▶ _Exercise aim_
Below are some records. Write out the lines from the one containing "Read all visible content and emit it as JSON." to the last line, word for word, leaving out pictures.

▶ _Dataset extract_
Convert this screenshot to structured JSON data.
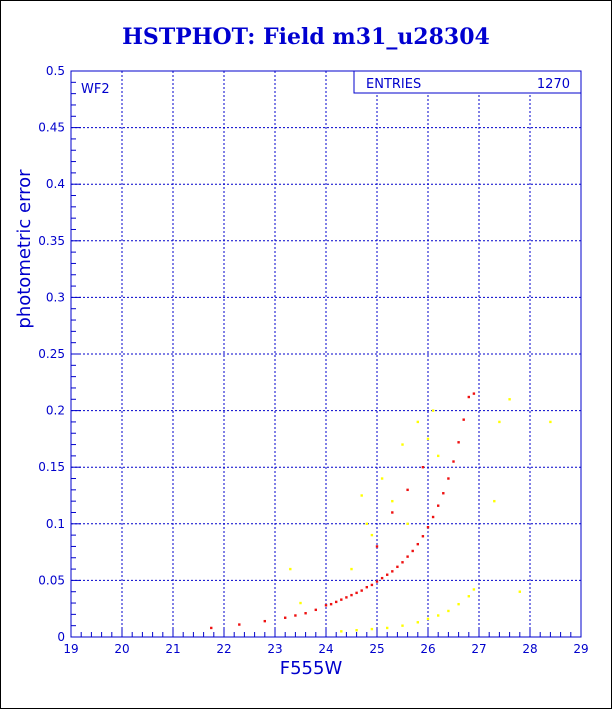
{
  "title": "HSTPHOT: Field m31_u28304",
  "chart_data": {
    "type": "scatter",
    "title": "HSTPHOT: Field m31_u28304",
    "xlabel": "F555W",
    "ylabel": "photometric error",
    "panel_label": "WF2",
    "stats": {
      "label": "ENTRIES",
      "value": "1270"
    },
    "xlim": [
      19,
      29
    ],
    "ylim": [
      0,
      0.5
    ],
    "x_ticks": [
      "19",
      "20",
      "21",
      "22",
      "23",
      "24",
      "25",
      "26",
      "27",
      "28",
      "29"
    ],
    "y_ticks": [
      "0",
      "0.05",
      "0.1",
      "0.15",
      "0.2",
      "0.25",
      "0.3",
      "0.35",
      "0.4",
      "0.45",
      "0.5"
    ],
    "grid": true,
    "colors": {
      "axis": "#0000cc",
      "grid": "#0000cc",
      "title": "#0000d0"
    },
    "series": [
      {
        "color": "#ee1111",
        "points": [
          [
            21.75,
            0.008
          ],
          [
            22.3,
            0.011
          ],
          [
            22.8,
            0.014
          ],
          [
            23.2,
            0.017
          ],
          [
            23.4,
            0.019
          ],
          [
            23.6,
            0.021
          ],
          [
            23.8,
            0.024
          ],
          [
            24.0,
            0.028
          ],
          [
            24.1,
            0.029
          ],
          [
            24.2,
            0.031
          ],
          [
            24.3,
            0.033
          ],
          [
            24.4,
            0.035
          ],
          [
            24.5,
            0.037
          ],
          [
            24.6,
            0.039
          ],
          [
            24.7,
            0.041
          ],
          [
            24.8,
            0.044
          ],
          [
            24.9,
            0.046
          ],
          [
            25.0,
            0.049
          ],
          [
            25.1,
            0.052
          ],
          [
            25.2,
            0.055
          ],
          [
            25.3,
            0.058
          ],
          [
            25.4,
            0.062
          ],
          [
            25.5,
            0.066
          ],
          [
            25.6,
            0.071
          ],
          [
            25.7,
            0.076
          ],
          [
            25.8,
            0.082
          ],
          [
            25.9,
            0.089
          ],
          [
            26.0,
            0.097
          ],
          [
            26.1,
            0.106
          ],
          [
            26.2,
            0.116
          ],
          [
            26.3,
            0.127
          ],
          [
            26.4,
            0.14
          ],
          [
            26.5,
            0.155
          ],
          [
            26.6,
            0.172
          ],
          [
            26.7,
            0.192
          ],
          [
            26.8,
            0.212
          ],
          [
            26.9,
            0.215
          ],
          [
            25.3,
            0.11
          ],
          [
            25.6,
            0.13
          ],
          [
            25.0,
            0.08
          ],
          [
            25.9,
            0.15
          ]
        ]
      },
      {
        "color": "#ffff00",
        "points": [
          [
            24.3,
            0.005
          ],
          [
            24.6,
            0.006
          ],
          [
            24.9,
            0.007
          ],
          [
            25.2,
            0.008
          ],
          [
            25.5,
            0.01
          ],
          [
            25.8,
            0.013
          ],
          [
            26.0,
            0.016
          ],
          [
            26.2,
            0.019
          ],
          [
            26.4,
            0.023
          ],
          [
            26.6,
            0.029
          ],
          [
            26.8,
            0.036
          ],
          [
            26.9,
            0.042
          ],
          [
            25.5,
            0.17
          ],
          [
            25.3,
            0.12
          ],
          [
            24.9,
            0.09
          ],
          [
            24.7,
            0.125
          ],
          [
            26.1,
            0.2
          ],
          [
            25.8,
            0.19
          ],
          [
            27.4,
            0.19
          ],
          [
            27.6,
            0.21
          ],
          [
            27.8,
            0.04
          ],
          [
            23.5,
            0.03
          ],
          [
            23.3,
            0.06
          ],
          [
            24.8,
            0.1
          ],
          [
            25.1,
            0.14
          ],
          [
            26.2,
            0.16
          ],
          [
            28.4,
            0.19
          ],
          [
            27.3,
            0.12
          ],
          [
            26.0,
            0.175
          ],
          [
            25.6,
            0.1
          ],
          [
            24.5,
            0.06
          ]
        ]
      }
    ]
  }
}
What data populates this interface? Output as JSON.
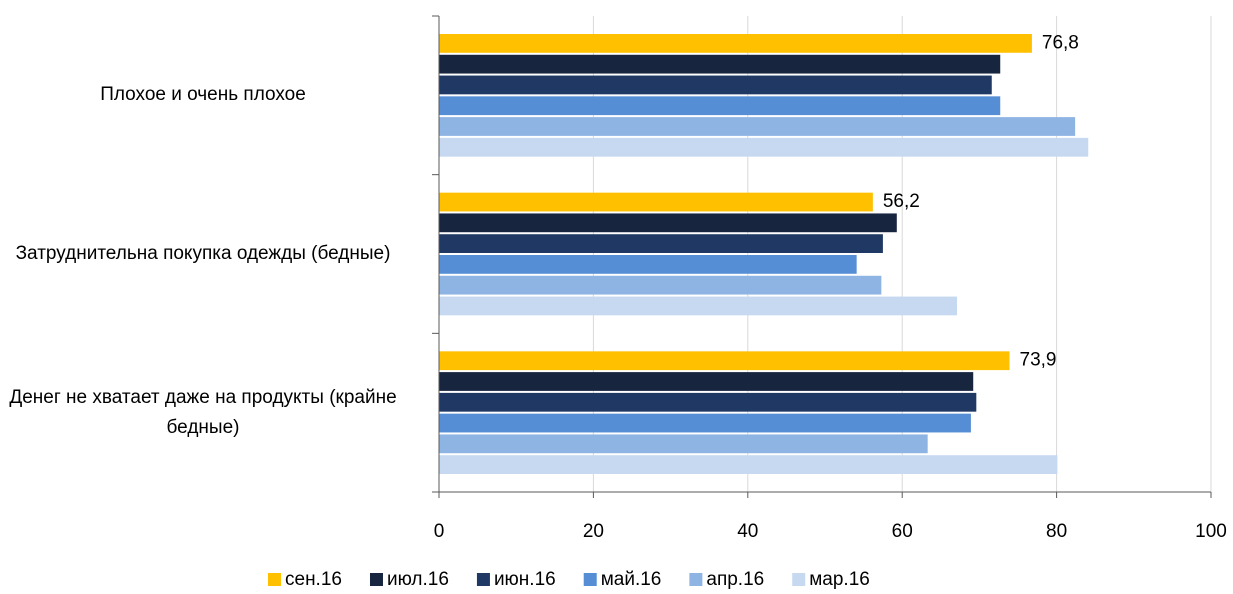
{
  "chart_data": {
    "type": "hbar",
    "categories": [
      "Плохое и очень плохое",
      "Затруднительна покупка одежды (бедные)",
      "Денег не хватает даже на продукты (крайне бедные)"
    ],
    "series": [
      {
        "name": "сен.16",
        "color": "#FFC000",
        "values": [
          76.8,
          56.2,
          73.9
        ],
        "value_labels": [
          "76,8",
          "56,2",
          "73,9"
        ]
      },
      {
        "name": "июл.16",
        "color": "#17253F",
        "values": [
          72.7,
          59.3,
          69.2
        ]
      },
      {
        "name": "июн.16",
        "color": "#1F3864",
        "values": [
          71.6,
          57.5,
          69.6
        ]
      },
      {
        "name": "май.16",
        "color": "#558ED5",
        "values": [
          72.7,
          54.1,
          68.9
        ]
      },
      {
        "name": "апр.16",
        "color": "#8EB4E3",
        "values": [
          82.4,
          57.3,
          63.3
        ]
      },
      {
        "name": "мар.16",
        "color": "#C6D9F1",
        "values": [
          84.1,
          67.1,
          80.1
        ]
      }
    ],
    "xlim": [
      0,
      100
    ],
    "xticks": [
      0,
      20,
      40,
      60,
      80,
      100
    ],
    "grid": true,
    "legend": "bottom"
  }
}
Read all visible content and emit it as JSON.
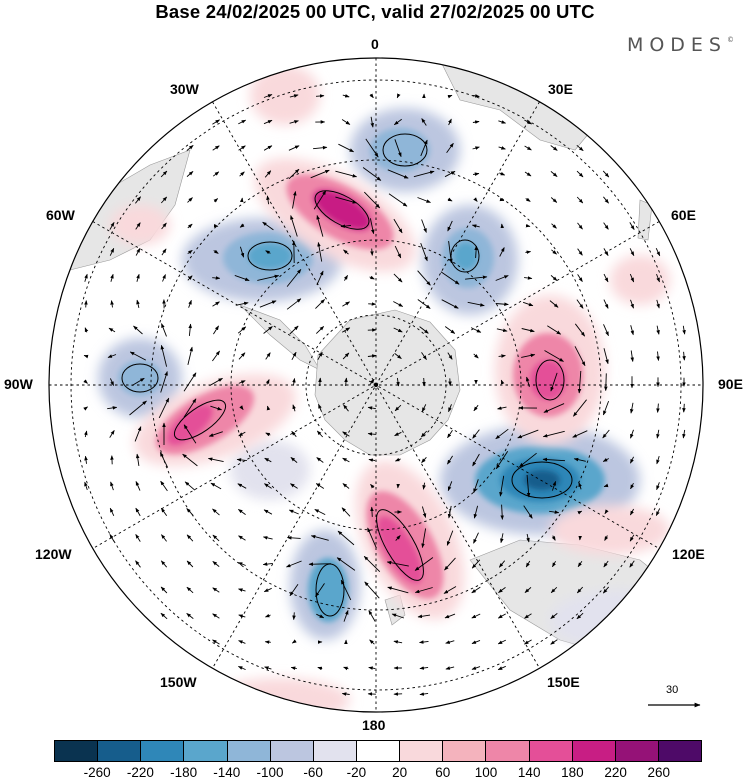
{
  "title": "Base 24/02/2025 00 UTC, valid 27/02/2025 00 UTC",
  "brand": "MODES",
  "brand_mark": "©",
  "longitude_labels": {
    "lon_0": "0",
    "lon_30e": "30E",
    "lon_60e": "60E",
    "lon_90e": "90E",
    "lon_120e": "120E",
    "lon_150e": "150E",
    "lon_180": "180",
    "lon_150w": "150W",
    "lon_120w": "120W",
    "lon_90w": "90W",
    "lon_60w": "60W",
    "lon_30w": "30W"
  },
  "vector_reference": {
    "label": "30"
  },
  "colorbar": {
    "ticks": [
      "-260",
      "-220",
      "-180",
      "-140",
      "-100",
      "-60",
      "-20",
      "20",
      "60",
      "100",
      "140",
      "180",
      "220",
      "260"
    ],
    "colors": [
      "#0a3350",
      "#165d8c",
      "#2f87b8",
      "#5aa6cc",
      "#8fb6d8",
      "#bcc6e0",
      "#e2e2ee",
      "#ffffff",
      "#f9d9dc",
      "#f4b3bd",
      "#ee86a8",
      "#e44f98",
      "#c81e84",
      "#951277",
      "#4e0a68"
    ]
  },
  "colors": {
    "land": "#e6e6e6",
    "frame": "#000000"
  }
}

▶ _Response to the exercise_
Read all visible content and emit it as JSON.
{
  "title": "Base 24/02/2025 00 UTC, valid 27/02/2025 00 UTC",
  "brand": "MODES",
  "brand_mark": "©",
  "longitude_labels": {
    "lon_0": "0",
    "lon_30e": "30E",
    "lon_60e": "60E",
    "lon_90e": "90E",
    "lon_120e": "120E",
    "lon_150e": "150E",
    "lon_180": "180",
    "lon_150w": "150W",
    "lon_120w": "120W",
    "lon_90w": "90W",
    "lon_60w": "60W",
    "lon_30w": "30W"
  },
  "vector_reference": {
    "label": "30"
  },
  "colorbar": {
    "ticks": [
      "-260",
      "-220",
      "-180",
      "-140",
      "-100",
      "-60",
      "-20",
      "20",
      "60",
      "100",
      "140",
      "180",
      "220",
      "260"
    ],
    "colors": [
      "#0a3350",
      "#165d8c",
      "#2f87b8",
      "#5aa6cc",
      "#8fb6d8",
      "#bcc6e0",
      "#e2e2ee",
      "#ffffff",
      "#f9d9dc",
      "#f4b3bd",
      "#ee86a8",
      "#e44f98",
      "#c81e84",
      "#951277",
      "#4e0a68"
    ]
  },
  "colors": {
    "land": "#e6e6e6",
    "frame": "#000000"
  }
}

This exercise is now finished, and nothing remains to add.